● JOBS:
[a] According to the pizza puzzle, what shape does the bread stick have?
[b] Based on the pizza puzzle, explain why the girlfriend is cutting the pizza in a way meant to work against you.
[c] Transcribe the part of the pizza puzzle starting with "Can you bear" and going on through "instead of three.".

Fly Droppings on Your Pizza

You are visiting your girlfriend and she orders pizza. Your evil girlfriend has perfect eyesight and notices fly droppings in three places on the pizza. She is seeking revenge on you for refusing to babysit her poodle and proceeds to cut the pizza. Assuming that the droppings occurred independently and in random places, what is the probability that she will be able to cut a half-circle pizza slice with all three droppings in one half?

Now that I’ve ruined your appetite, here’s a simpler puzzle you can solve as an appetizer to the one I just gave you above. In this puzzle, you have a bread stick that is, of course, in the shape of a line segment. Your girlfriend notices that the bread stick also has three fly droppings on it and she offers to cut an exact half length out of the middle for you. What is the probability that she can cut it so that you end up with all the droppings?

Can you bear to continue this tasty discussion? If so, I’ll give you an even simpler problem. Try to solve both of the above puzzles — but with only two droppings instead of three.

● Layout element annotations:
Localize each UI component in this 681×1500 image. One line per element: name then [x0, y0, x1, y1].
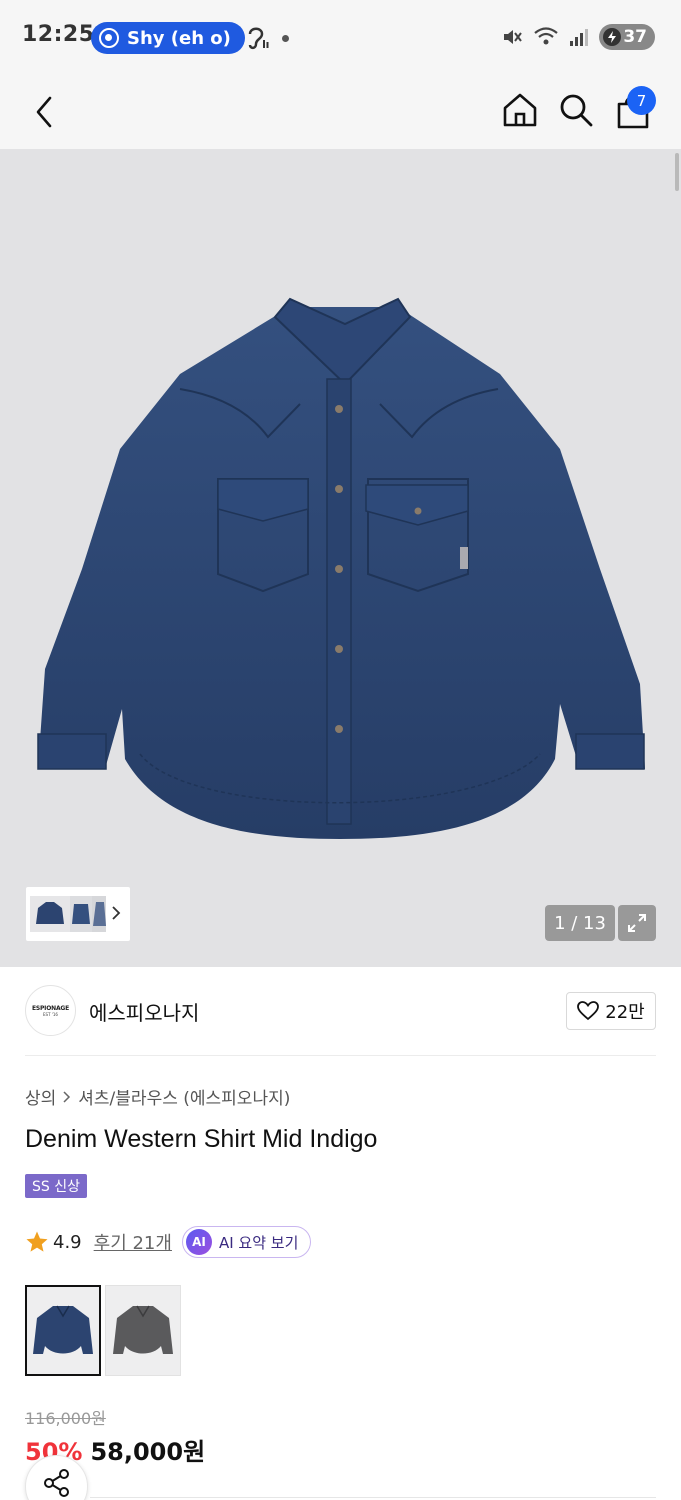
like-count: 22만	[605, 1002, 645, 1023]
search-icon[interactable]	[556, 90, 596, 130]
gallery-thumbnail-strip[interactable]	[26, 887, 130, 941]
rating-row: 4.9 후기 21개 AI AI 요약 보기	[25, 1226, 312, 1258]
battery-indicator: 37	[599, 24, 655, 50]
home-icon[interactable]	[500, 90, 540, 130]
share-icon	[43, 1469, 69, 1497]
swatch-image-indigo	[33, 1305, 93, 1354]
brand-logo-subtext: EST '16	[43, 1011, 58, 1017]
ai-icon: AI	[185, 1229, 212, 1255]
brand-logo-text: ESPIONAGE	[31, 1004, 70, 1012]
swatch-image-gray	[113, 1305, 173, 1354]
mute-icon	[504, 30, 523, 44]
signal-icon	[570, 29, 589, 46]
battery-level: 37	[623, 27, 647, 47]
product-image-gallery[interactable]: 1 / 13	[0, 149, 681, 967]
color-swatch-indigo[interactable]	[25, 1285, 101, 1376]
cart-count-badge: 7	[627, 86, 656, 115]
divider	[25, 1055, 656, 1056]
expand-icon	[628, 914, 646, 932]
breadcrumb: 상의 셔츠/블라우스 (에스피오나지)	[25, 1084, 290, 1109]
wifi-icon	[534, 27, 559, 45]
hearing-icon	[248, 27, 269, 50]
app-header	[0, 76, 681, 149]
divider	[90, 1497, 656, 1498]
heart-icon	[577, 1001, 600, 1021]
product-photo	[37, 297, 645, 839]
breadcrumb-category[interactable]: 상의	[25, 1084, 56, 1109]
expand-button[interactable]	[618, 905, 656, 941]
status-time: 12:25	[22, 22, 95, 47]
record-icon	[99, 28, 119, 48]
rating-score: 4.9	[53, 1231, 82, 1253]
media-pill[interactable]: Shy (eh o)	[91, 22, 245, 54]
brand-logo[interactable]: ESPIONAGE EST '16	[25, 985, 76, 1036]
scrollbar[interactable]	[675, 153, 679, 191]
chevron-right-icon	[63, 1090, 71, 1103]
charging-icon	[603, 28, 622, 46]
new-season-badge: SS 신상	[25, 1174, 87, 1198]
ai-summary-label: AI 요약 보기	[218, 1233, 299, 1252]
original-price: 116,000원	[25, 1409, 106, 1428]
back-arrow-icon[interactable]	[28, 92, 64, 132]
breadcrumb-subcategory[interactable]: 셔츠/블라우스 (에스피오나지)	[78, 1084, 290, 1109]
like-button[interactable]: 22만	[566, 992, 656, 1030]
review-count-link[interactable]: 후기 21개	[94, 1229, 172, 1255]
color-swatch-gray[interactable]	[105, 1285, 181, 1376]
brand-name[interactable]: 에스피오나지	[89, 997, 199, 1026]
status-icons: 37	[501, 24, 655, 50]
chevron-right-icon[interactable]	[110, 903, 122, 923]
sale-price: 58,000원	[90, 1438, 206, 1466]
thumbnail-images	[30, 896, 106, 932]
notification-dot-icon	[282, 35, 289, 42]
star-icon	[26, 1231, 48, 1252]
product-title: Denim Western Shirt Mid Indigo	[25, 1125, 378, 1153]
media-pill-label: Shy (eh o)	[127, 27, 231, 49]
image-counter: 1 / 13	[545, 905, 615, 941]
ai-summary-button[interactable]: AI AI 요약 보기	[181, 1226, 312, 1258]
status-bar: 12:25 Shy (eh o) 37	[0, 0, 681, 76]
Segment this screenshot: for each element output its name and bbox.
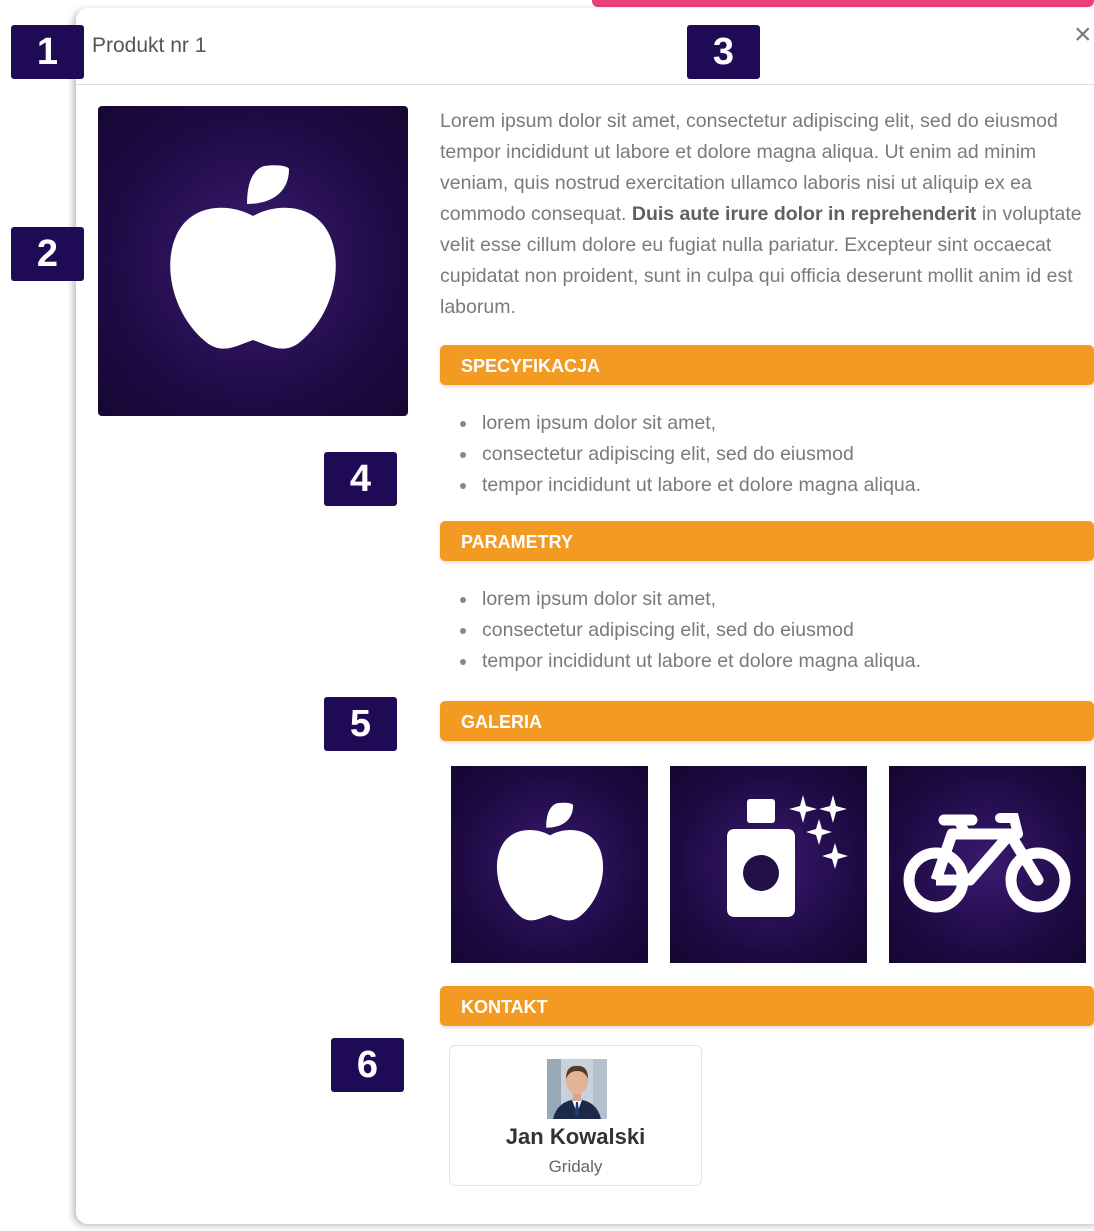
parameters-list: lorem ipsum dolor sit amet, consectetur … bbox=[460, 584, 921, 677]
specification-list: lorem ipsum dolor sit amet, consectetur … bbox=[460, 408, 921, 501]
list-item: consectetur adipiscing elit, sed do eius… bbox=[460, 439, 921, 470]
list-item: lorem ipsum dolor sit amet, bbox=[460, 584, 921, 615]
contact-header[interactable]: KONTAKT bbox=[440, 986, 1094, 1026]
contact-name: Jan Kowalski bbox=[505, 1124, 646, 1149]
contact-card[interactable]: Jan Kowalski Gridaly bbox=[449, 1045, 702, 1186]
parameters-header[interactable]: PARAMETRY bbox=[440, 521, 1094, 561]
avatar bbox=[547, 1059, 607, 1119]
annotation-badge-2: 2 bbox=[11, 227, 84, 281]
description-bold-text: Duis aute irure dolor in reprehenderit bbox=[631, 203, 977, 225]
modal-header: Produkt nr 1 × bbox=[76, 8, 1094, 85]
product-description: Lorem ipsum dolor sit amet, consectetur … bbox=[440, 106, 1085, 323]
annotation-badge-5: 5 bbox=[324, 697, 397, 751]
annotation-badge-3: 3 bbox=[687, 25, 760, 79]
list-item: consectetur adipiscing elit, sed do eius… bbox=[460, 615, 921, 646]
apple-icon bbox=[496, 802, 603, 921]
apple-icon bbox=[170, 164, 336, 349]
perfume-icon bbox=[726, 794, 848, 917]
bicycle-icon bbox=[903, 812, 1071, 912]
specification-header[interactable]: SPECYFIKACJA bbox=[440, 345, 1094, 385]
list-item: tempor incididunt ut labore et dolore ma… bbox=[460, 646, 921, 677]
annotation-badge-4: 4 bbox=[324, 452, 397, 506]
annotation-badge-1: 1 bbox=[11, 25, 84, 79]
gallery-header[interactable]: GALERIA bbox=[440, 701, 1094, 741]
close-button[interactable]: × bbox=[1074, 20, 1092, 50]
gallery-image-bicycle[interactable] bbox=[889, 766, 1086, 963]
annotation-badge-6: 6 bbox=[331, 1038, 404, 1092]
list-item: tempor incididunt ut labore et dolore ma… bbox=[460, 470, 921, 501]
background-accent-strip bbox=[592, 0, 1094, 7]
gallery-image-perfume[interactable] bbox=[670, 766, 867, 963]
gallery-image-apple[interactable] bbox=[451, 766, 648, 963]
list-item: lorem ipsum dolor sit amet, bbox=[460, 408, 921, 439]
product-main-image bbox=[98, 106, 408, 416]
contact-company: Gridaly bbox=[548, 1157, 603, 1176]
modal-title: Produkt nr 1 bbox=[92, 34, 207, 57]
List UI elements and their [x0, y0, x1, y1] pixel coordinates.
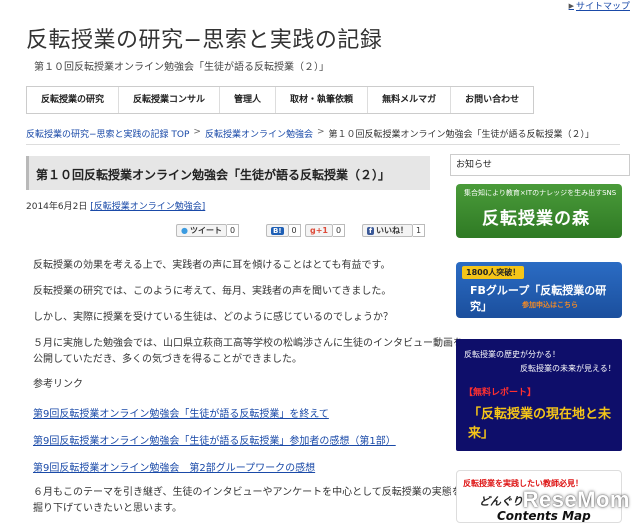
main-nav: 反転授業の研究 反転授業コンサル 管理人 取材・執筆依頼 無料メルマガ お問い合… [26, 86, 535, 114]
tweet-count: 0 [226, 224, 240, 237]
breadcrumb-current: 第１０回反転授業オンライン勉強会「生徒が語る反転授業（２）」 [328, 130, 595, 140]
paragraph: 掘り下げていきたいと思います。 [33, 503, 182, 514]
banner-caption: 参加申込はこちら [522, 301, 578, 309]
gplus-count: 0 [333, 224, 346, 237]
breadcrumb: 反転授業の研究−思索と実践の記録 TOP > 反転授業オンライン勉強会 > 第１… [26, 127, 594, 140]
reference-link[interactable]: 第9回反転授業オンライン勉強会「生徒が語る反転授業」参加者の感想（第1部） [33, 432, 396, 447]
nav-item-admin[interactable]: 管理人 [219, 87, 275, 113]
tweet-share[interactable]: ● ツイート 0 [176, 224, 240, 237]
post-category-link[interactable]: [反転授業オンライン勉強会] [90, 202, 205, 212]
banner-caption: どんぐり [479, 495, 523, 508]
tweet-button[interactable]: ● ツイート [176, 224, 227, 237]
nav-item-contact[interactable]: お問い合わせ [450, 87, 535, 113]
top-bar: ▶ サイトマップ [0, 0, 640, 13]
like-label: いいね！ [376, 226, 409, 235]
google-plus-icon: g+1 [310, 226, 328, 235]
post-date: 2014年6月2日 [26, 202, 88, 212]
breadcrumb-home[interactable]: 反転授業の研究−思索と実践の記録 TOP [26, 127, 189, 140]
nav-item-consulting[interactable]: 反転授業コンサル [118, 87, 219, 113]
paragraph: 反転授業の効果を考える上で、実践者の声に耳を傾けることはとても有益です。 [33, 260, 391, 271]
breadcrumb-separator: > [193, 127, 201, 137]
hatena-bookmark-icon: B! [271, 226, 284, 235]
banner-hanten-forest[interactable]: 集合知により教育×ITのナレッジを生み出すSNS 反転授業の森 [456, 184, 622, 238]
like-count: 1 [413, 224, 426, 237]
post-title: 第１０回反転授業オンライン勉強会「生徒が語る反転授業（２）」 [36, 168, 391, 182]
nav-item-press[interactable]: 取材・執筆依頼 [275, 87, 367, 113]
sidebar-heading: お知らせ [450, 154, 630, 176]
hatena-button[interactable]: B! [266, 224, 289, 237]
banner-title: 反転授業の森 [482, 209, 590, 229]
banner-caption: 反転授業の歴史が分かる！ [464, 350, 560, 359]
banner-title: 「反転授業の現在地と未来」 [468, 407, 612, 441]
nav-item-research[interactable]: 反転授業の研究 [26, 87, 118, 113]
breadcrumb-category[interactable]: 反転授業オンライン勉強会 [205, 127, 313, 140]
banner-caption: 反転授業の未来が見える！ [520, 364, 616, 373]
reference-heading: 参考リンク [33, 379, 83, 390]
nav-item-newsletter[interactable]: 無料メルマガ [367, 87, 450, 113]
twitter-icon: ● [181, 226, 188, 235]
paragraph: 公開していただき、多くの気づきを得ることができました。 [33, 354, 302, 365]
paragraph: しかし、実際に授業を受けている生徒は、どのように感じているのでしょうか？ [33, 312, 393, 323]
watermark-logo: ReseMom [522, 487, 630, 512]
paragraph: ６月もこのテーマを引き継ぎ、生徒のインタビューやアンケートを中心として反転授業の… [33, 487, 462, 498]
paragraph: ５月に実施した勉強会では、山口県立萩商工高等学校の松嶋渉さんに生徒のインタビュー… [33, 338, 463, 349]
hatena-count: 0 [288, 224, 301, 237]
banner-fb-group[interactable]: 1800人突破！ FBグループ「反転授業の研究」 参加申込はこちら [456, 262, 622, 318]
sitemap-label: サイトマップ [575, 2, 630, 12]
divider [26, 144, 620, 145]
facebook-icon: f [367, 226, 375, 235]
facebook-share[interactable]: f いいね！ 1 [362, 224, 426, 237]
gplus-button[interactable]: g+1 [305, 224, 333, 237]
banner-badge: 1800人突破！ [462, 266, 525, 279]
triangle-icon: ▶ [568, 1, 574, 10]
site-subtitle: 第１０回反転授業オンライン勉強会「生徒が語る反転授業（２）」 [34, 62, 329, 73]
breadcrumb-separator: > [316, 127, 325, 137]
reference-link[interactable]: 第9回反転授業オンライン勉強会 第2部グループワークの感想 [33, 459, 315, 474]
banner-free-report[interactable]: 反転授業の歴史が分かる！ 反転授業の未来が見える！ 【無料レポート】 「反転授業… [456, 339, 622, 451]
post-meta: 2014年6月2日 [反転授業オンライン勉強会] [26, 199, 205, 212]
gplus-share[interactable]: g+1 0 [305, 224, 346, 237]
banner-badge: 【無料レポート】 [464, 388, 537, 398]
like-button[interactable]: f いいね！ [362, 224, 414, 237]
tweet-label: ツイート [189, 226, 222, 235]
banner-caption: 集合知により教育×ITのナレッジを生み出すSNS [464, 189, 617, 197]
sitemap-link[interactable]: ▶ サイトマップ [568, 0, 630, 13]
hatena-share[interactable]: B! 0 [266, 224, 301, 237]
site-title[interactable]: 反転授業の研究−思索と実践の記録 [26, 22, 382, 54]
paragraph: 反転授業の研究では、このように考えて、毎月、実践者の声を聞いてきました。 [33, 286, 392, 297]
reference-link[interactable]: 第9回反転授業オンライン勉強会「生徒が語る反転授業」を終えて [33, 405, 329, 420]
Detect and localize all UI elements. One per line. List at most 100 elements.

● WRITTEN ANSWERS:
[a] The shape of a line segment.

[b] She is seeking revenge on you because you refused to babysit her poodle.

[c]
Can you bear to continue this tasty discussion? If so, I’ll give you an even simpler problem. Try to solve both of the above puzzles — but with only two droppings instead of three.